• _Instructions to follow_: Continue the passage about the Navajo Long Walk to Bosque Redondo, starting after its last sentence.

The Long Walk
Evelyn Wicklund
Forced from their homes, the Navajo walked at gunpoint to their imprisonment 300 miles away. In 1864 approximately 9,000 Navajo walked from their home in Arizona, to Fort Sumner at Bosque Redondo (also known as Hwéeldi) where about 400 Mescalero Apaches were already being held. To make matters worse, these tribes have a large history of disputes and raiding each other. The encampment was able to hold 5,000 people, but by the time all the Navajo arrived, there were about 10,000 people. 10,000 people were expected to survive off the resources that were provided for the estimated 5,000, which only caused more discord between the Navajo and the Mescalero Apaches. After a deplorable walk, the Navajo came to a land that would be unable to provide for them.

• _Source information_:
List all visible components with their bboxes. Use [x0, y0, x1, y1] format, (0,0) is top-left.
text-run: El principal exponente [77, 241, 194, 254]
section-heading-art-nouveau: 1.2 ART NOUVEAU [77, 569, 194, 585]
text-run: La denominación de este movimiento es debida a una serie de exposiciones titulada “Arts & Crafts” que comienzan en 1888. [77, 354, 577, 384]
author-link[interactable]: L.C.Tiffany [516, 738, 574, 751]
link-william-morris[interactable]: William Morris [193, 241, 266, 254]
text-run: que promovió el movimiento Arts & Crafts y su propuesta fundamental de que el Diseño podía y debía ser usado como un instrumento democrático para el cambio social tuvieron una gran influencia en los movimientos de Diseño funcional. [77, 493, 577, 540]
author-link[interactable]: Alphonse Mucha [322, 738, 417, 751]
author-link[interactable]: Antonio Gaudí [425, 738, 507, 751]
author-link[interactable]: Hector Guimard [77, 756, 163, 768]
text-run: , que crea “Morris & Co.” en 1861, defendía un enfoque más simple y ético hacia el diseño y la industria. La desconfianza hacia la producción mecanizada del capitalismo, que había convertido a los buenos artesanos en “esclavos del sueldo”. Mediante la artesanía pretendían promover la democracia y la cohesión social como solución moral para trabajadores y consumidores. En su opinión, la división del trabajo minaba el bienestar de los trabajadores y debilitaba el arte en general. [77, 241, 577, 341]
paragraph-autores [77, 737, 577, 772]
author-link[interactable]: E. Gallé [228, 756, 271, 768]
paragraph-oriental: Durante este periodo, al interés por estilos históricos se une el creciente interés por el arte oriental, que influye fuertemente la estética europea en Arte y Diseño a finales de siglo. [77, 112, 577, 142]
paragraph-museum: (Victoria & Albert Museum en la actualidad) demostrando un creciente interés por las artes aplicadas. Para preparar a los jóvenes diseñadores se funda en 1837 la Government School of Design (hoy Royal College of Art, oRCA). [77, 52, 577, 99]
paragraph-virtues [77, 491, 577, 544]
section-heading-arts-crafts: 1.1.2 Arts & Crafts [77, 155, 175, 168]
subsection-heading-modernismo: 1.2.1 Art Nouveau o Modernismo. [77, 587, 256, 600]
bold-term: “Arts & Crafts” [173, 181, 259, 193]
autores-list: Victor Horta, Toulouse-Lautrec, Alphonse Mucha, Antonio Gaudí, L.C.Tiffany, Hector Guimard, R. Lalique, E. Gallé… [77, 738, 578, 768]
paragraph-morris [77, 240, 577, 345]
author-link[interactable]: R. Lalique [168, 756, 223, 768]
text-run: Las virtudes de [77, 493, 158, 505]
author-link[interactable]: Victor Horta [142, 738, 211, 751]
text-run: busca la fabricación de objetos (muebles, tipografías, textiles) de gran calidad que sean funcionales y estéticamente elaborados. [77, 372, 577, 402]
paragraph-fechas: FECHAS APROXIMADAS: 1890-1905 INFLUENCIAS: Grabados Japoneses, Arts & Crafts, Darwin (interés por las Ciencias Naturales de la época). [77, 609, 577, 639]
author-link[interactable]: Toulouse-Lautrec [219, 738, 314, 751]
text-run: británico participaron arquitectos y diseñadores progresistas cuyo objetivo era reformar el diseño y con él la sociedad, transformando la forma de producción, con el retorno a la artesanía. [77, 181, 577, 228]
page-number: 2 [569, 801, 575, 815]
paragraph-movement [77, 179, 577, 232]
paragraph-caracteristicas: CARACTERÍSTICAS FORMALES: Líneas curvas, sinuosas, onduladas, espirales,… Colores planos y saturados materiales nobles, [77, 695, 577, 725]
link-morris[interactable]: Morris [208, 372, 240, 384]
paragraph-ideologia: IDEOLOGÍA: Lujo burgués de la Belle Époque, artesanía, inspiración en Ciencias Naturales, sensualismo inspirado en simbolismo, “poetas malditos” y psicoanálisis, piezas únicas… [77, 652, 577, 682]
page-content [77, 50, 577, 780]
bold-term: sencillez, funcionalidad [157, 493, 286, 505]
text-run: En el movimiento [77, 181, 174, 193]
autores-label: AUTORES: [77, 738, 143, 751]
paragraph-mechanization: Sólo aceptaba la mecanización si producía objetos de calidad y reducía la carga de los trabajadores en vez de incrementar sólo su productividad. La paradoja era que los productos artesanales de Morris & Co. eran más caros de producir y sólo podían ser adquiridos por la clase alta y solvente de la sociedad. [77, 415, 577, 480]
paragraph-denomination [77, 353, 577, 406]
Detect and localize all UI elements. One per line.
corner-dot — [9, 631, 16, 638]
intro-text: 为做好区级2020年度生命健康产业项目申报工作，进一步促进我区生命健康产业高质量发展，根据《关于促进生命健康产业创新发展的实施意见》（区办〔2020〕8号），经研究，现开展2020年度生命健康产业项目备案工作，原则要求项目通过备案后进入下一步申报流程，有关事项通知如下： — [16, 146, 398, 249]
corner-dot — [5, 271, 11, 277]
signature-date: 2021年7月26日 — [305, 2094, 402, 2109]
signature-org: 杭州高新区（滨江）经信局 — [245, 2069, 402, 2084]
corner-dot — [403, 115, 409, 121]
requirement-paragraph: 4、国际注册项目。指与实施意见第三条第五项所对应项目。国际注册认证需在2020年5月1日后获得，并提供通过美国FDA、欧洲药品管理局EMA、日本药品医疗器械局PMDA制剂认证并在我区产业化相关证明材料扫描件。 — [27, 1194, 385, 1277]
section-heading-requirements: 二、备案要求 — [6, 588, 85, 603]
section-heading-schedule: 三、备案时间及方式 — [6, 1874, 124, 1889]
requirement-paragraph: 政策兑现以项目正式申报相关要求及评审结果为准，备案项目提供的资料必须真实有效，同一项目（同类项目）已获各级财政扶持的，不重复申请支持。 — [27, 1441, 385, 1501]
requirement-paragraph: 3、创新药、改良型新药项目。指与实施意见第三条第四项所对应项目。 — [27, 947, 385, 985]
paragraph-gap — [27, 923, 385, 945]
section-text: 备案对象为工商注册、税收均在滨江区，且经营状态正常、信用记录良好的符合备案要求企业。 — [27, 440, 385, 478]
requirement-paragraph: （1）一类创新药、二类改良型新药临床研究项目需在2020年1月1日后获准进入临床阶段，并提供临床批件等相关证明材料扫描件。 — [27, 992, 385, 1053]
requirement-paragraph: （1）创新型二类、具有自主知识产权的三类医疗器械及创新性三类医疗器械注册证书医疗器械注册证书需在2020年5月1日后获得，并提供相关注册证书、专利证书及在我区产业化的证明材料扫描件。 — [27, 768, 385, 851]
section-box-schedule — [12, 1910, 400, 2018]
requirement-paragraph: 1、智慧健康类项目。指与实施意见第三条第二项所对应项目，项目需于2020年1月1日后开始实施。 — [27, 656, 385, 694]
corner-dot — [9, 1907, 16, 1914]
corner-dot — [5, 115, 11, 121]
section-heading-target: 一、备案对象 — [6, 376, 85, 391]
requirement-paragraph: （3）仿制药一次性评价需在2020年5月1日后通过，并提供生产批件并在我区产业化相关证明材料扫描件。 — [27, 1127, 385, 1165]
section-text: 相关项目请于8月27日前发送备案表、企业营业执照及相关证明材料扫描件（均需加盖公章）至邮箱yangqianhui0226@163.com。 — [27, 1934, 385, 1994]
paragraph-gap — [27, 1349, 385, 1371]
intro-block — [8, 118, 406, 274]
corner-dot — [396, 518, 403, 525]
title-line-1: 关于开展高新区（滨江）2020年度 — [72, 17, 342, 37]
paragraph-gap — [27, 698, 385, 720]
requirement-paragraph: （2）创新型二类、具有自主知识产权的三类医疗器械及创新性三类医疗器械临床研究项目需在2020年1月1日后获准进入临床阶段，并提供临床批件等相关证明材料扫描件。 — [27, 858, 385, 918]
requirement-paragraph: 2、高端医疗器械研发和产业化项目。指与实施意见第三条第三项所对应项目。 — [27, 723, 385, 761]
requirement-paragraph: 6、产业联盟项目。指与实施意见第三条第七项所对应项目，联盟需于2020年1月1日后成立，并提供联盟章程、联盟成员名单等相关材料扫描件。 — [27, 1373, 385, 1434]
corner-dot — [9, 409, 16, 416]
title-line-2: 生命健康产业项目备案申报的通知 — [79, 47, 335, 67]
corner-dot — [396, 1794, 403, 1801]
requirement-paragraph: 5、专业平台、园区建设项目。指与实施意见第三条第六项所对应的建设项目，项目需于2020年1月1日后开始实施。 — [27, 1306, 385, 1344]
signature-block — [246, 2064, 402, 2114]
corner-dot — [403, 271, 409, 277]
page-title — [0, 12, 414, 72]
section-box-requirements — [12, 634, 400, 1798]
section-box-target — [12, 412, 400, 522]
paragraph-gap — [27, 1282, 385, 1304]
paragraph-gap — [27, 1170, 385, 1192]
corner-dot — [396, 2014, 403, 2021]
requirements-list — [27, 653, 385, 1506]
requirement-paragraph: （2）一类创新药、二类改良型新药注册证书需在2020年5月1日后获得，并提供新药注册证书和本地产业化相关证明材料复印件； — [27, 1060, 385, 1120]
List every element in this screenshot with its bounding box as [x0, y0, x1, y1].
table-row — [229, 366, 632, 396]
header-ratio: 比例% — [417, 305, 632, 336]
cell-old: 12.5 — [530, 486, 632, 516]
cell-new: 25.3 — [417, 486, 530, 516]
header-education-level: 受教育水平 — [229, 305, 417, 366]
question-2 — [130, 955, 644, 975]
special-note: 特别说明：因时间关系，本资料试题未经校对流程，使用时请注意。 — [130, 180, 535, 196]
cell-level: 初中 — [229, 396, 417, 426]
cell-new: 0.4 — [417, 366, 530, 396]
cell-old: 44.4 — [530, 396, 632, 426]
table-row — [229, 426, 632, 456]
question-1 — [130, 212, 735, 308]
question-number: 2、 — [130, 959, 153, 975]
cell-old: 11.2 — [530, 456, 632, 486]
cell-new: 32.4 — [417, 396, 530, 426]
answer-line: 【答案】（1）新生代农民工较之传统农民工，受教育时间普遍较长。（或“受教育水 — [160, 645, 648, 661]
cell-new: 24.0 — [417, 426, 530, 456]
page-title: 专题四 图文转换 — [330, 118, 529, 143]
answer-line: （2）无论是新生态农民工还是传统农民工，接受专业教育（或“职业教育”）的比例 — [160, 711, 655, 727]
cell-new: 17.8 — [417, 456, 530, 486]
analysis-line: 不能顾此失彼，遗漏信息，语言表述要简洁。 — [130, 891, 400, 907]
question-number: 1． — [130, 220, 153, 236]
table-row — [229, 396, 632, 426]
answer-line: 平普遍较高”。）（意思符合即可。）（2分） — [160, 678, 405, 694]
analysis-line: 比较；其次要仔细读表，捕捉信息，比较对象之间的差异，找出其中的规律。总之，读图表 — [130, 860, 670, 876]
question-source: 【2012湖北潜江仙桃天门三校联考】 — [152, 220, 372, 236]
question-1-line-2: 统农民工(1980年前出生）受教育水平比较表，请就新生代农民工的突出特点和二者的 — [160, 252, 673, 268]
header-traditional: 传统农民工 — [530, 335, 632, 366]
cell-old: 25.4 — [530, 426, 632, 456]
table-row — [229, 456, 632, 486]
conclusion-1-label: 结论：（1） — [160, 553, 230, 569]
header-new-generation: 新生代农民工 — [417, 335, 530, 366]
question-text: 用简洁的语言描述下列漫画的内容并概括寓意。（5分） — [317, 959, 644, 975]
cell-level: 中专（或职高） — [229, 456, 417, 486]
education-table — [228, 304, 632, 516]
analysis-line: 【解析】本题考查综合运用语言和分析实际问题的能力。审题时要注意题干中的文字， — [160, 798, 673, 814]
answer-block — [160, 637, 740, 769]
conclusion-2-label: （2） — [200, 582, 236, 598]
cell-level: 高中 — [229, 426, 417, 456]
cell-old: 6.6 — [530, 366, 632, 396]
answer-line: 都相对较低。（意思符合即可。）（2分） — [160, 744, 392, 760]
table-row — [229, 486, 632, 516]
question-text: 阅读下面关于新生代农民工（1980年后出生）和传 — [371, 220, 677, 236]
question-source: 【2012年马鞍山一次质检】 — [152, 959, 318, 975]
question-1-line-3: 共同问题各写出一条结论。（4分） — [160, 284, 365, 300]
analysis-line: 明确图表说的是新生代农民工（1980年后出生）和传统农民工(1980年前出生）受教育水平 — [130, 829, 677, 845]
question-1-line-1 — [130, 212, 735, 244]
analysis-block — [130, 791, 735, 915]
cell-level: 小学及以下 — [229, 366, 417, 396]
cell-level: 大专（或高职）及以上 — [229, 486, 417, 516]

• _Written response_:
During the trek that lasted 18 days, a least 200 Navajo died. When they started the walk, many of them were not physically able to walk such a large distance. One account of this was passed down through many generations:
“It was said that those ancestors were on the Long Walk with their daughter, who was pregnant and about to give birth [...] the daughter got tired and weak and couldn't keep up with the others or go further because of her condition. So my ancestors asked the Army to hold up for a while and to let the woman give birth, but the soldiers wouldn't do it. They forced my people to move on, saying that they were getting behind the others. The soldier told the parents that they had to leave their daughters behind. "Your daughter is not going to survive, anyway; sooner or later she is going to die," they said in their own language. "Go ahead," the daughter said to her parents, "things might come out all right with me," But the poor thing was mistaken, my grandparents used to say. Not long after they had moved on, they heard a gunshot from where they had been a short time ago”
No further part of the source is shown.